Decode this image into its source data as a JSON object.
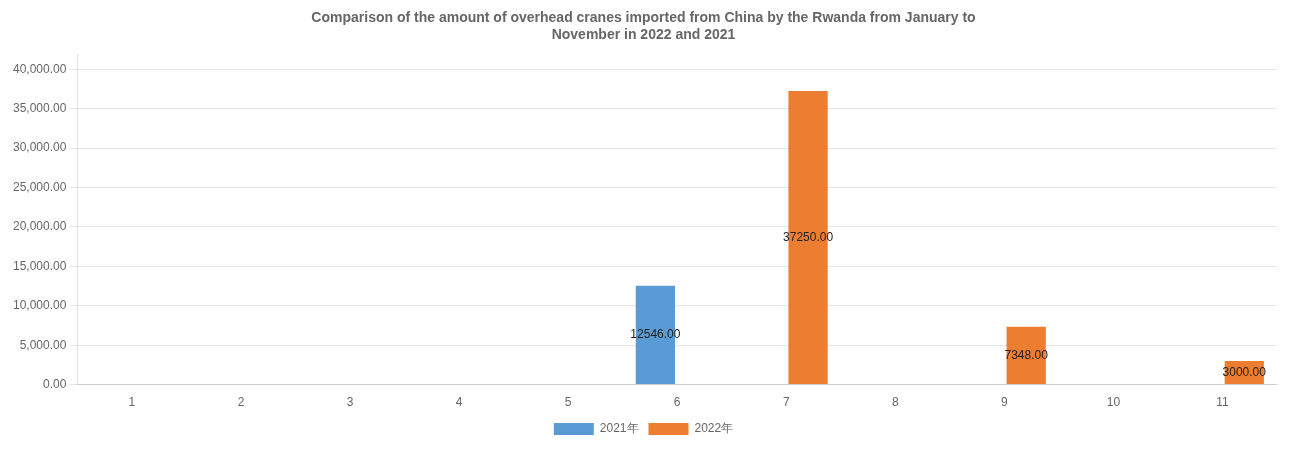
{
  "chart_data": {
    "type": "bar",
    "title": "Comparison of the amount of overhead cranes imported from China by the Rwanda from January to\nNovember in 2022 and 2021",
    "categories": [
      1,
      2,
      3,
      4,
      5,
      6,
      7,
      8,
      9,
      10,
      11
    ],
    "series": [
      {
        "name": "2021年",
        "color": "#5b9bd5",
        "values": [
          0,
          0,
          0,
          0,
          0,
          12546,
          0,
          0,
          0,
          0,
          0
        ],
        "value_labels": [
          null,
          null,
          null,
          null,
          null,
          "12546.00",
          null,
          null,
          null,
          null,
          null
        ]
      },
      {
        "name": "2022年",
        "color": "#ed7d31",
        "values": [
          0,
          0,
          0,
          0,
          0,
          0,
          37250,
          0,
          7348,
          0,
          3000
        ],
        "value_labels": [
          null,
          null,
          null,
          null,
          null,
          null,
          "37250.00",
          null,
          "7348.00",
          null,
          "3000.00"
        ]
      }
    ],
    "ylim": [
      0,
      42000
    ],
    "yticks": [
      {
        "value": 0,
        "label": "0.00"
      },
      {
        "value": 5000,
        "label": "5,000.00"
      },
      {
        "value": 10000,
        "label": "10,000.00"
      },
      {
        "value": 15000,
        "label": "15,000.00"
      },
      {
        "value": 20000,
        "label": "20,000.00"
      },
      {
        "value": 25000,
        "label": "25,000.00"
      },
      {
        "value": 30000,
        "label": "30,000.00"
      },
      {
        "value": 35000,
        "label": "35,000.00"
      },
      {
        "value": 40000,
        "label": "40,000.00"
      }
    ],
    "grid": true,
    "legend": "bottom",
    "data_labels": true
  }
}
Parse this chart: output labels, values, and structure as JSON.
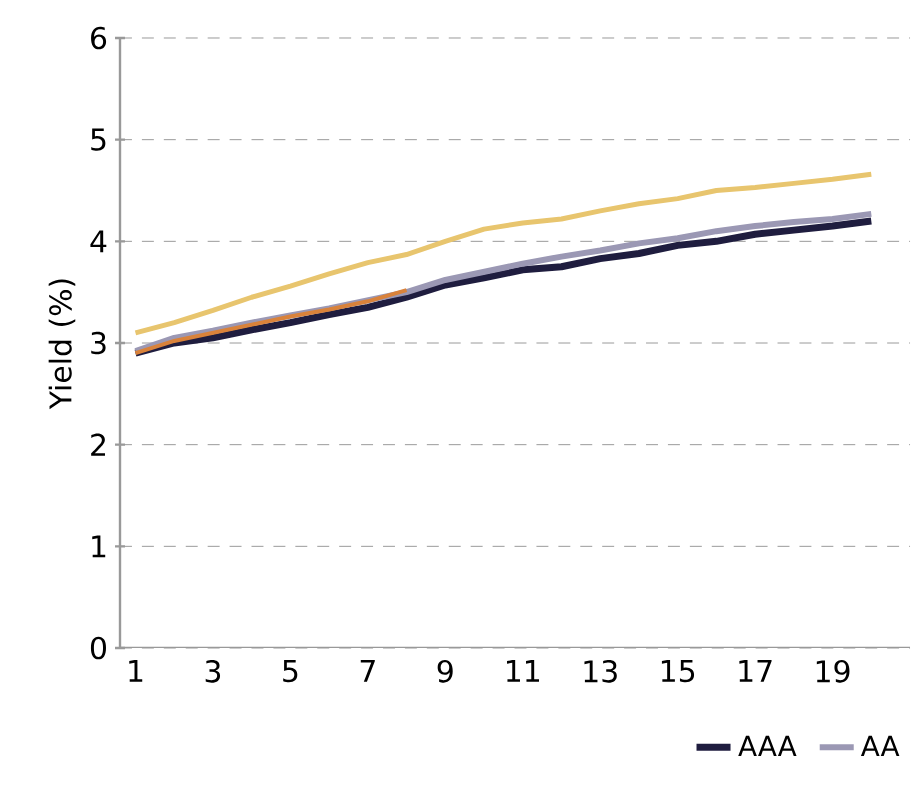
{
  "chart_data": {
    "type": "line",
    "ylabel": "Yield (%)",
    "categories": [
      "1",
      null,
      "3",
      null,
      "5",
      null,
      "7",
      null,
      "9",
      null,
      "11",
      null,
      "13",
      null,
      "15",
      null,
      "17",
      null,
      "19",
      null
    ],
    "series": [
      {
        "name": "AAA",
        "color": "#1f1d3f",
        "values": [
          2.9,
          3.0,
          3.05,
          3.13,
          3.2,
          3.28,
          3.35,
          3.45,
          3.57,
          3.64,
          3.72,
          3.75,
          3.83,
          3.88,
          3.96,
          4.0,
          4.07,
          4.11,
          4.15,
          4.2
        ]
      },
      {
        "name": "AA",
        "color": "#9b98b4",
        "values": [
          2.92,
          3.05,
          3.12,
          3.2,
          3.27,
          3.34,
          3.42,
          3.5,
          3.62,
          3.7,
          3.78,
          3.85,
          3.91,
          3.98,
          4.03,
          4.1,
          4.15,
          4.19,
          4.22,
          4.27
        ]
      },
      {
        "color": "#e8c56e",
        "values": [
          3.1,
          3.2,
          3.32,
          3.45,
          3.56,
          3.68,
          3.79,
          3.87,
          4.0,
          4.12,
          4.18,
          4.22,
          4.3,
          4.37,
          4.42,
          4.5,
          4.53,
          4.57,
          4.61,
          4.66
        ]
      },
      {
        "color": "#d9823a",
        "values": [
          2.9,
          3.02,
          3.1,
          3.18,
          3.26,
          3.33,
          3.41,
          3.52,
          null,
          null,
          null,
          null,
          null,
          null,
          null,
          null,
          null,
          null,
          null,
          null
        ]
      }
    ],
    "ylim": [
      0,
      6
    ],
    "yticks": [
      0,
      1,
      2,
      3,
      4,
      5,
      6
    ],
    "grid": "y",
    "legend": "bottom",
    "line_style": "solid",
    "marker": "none"
  }
}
******
**Aim:** Print out every entry above without changing a word, and leave out the pictures.

**Solution:**
Decode this image into its source data as a JSON object.
{
  "chart_data": {
    "type": "bar",
    "title": "Comparison of the amount of overhead cranes imported from China by the Rwanda from January to\nNovember in 2022 and 2021",
    "categories": [
      1,
      2,
      3,
      4,
      5,
      6,
      7,
      8,
      9,
      10,
      11
    ],
    "series": [
      {
        "name": "2021年",
        "color": "#5b9bd5",
        "values": [
          0,
          0,
          0,
          0,
          0,
          12546,
          0,
          0,
          0,
          0,
          0
        ],
        "value_labels": [
          null,
          null,
          null,
          null,
          null,
          "12546.00",
          null,
          null,
          null,
          null,
          null
        ]
      },
      {
        "name": "2022年",
        "color": "#ed7d31",
        "values": [
          0,
          0,
          0,
          0,
          0,
          0,
          37250,
          0,
          7348,
          0,
          3000
        ],
        "value_labels": [
          null,
          null,
          null,
          null,
          null,
          null,
          "37250.00",
          null,
          "7348.00",
          null,
          "3000.00"
        ]
      }
    ],
    "ylim": [
      0,
      42000
    ],
    "yticks": [
      {
        "value": 0,
        "label": "0.00"
      },
      {
        "value": 5000,
        "label": "5,000.00"
      },
      {
        "value": 10000,
        "label": "10,000.00"
      },
      {
        "value": 15000,
        "label": "15,000.00"
      },
      {
        "value": 20000,
        "label": "20,000.00"
      },
      {
        "value": 25000,
        "label": "25,000.00"
      },
      {
        "value": 30000,
        "label": "30,000.00"
      },
      {
        "value": 35000,
        "label": "35,000.00"
      },
      {
        "value": 40000,
        "label": "40,000.00"
      }
    ],
    "grid": true,
    "legend": "bottom",
    "data_labels": true
  }
}
Parse this chart: output labels, values, and structure as JSON.
{
  "chart_data": {
    "type": "line",
    "ylabel": "Yield (%)",
    "categories": [
      "1",
      null,
      "3",
      null,
      "5",
      null,
      "7",
      null,
      "9",
      null,
      "11",
      null,
      "13",
      null,
      "15",
      null,
      "17",
      null,
      "19",
      null
    ],
    "series": [
      {
        "name": "AAA",
        "color": "#1f1d3f",
        "values": [
          2.9,
          3.0,
          3.05,
          3.13,
          3.2,
          3.28,
          3.35,
          3.45,
          3.57,
          3.64,
          3.72,
          3.75,
          3.83,
          3.88,
          3.96,
          4.0,
          4.07,
          4.11,
          4.15,
          4.2
        ]
      },
      {
        "name": "AA",
        "color": "#9b98b4",
        "values": [
          2.92,
          3.05,
          3.12,
          3.2,
          3.27,
          3.34,
          3.42,
          3.5,
          3.62,
          3.7,
          3.78,
          3.85,
          3.91,
          3.98,
          4.03,
          4.1,
          4.15,
          4.19,
          4.22,
          4.27
        ]
      },
      {
        "color": "#e8c56e",
        "values": [
          3.1,
          3.2,
          3.32,
          3.45,
          3.56,
          3.68,
          3.79,
          3.87,
          4.0,
          4.12,
          4.18,
          4.22,
          4.3,
          4.37,
          4.42,
          4.5,
          4.53,
          4.57,
          4.61,
          4.66
        ]
      },
      {
        "color": "#d9823a",
        "values": [
          2.9,
          3.02,
          3.1,
          3.18,
          3.26,
          3.33,
          3.41,
          3.52,
          null,
          null,
          null,
          null,
          null,
          null,
          null,
          null,
          null,
          null,
          null,
          null
        ]
      }
    ],
    "ylim": [
      0,
      6
    ],
    "yticks": [
      0,
      1,
      2,
      3,
      4,
      5,
      6
    ],
    "grid": "y",
    "legend": "bottom",
    "line_style": "solid",
    "marker": "none"
  }
}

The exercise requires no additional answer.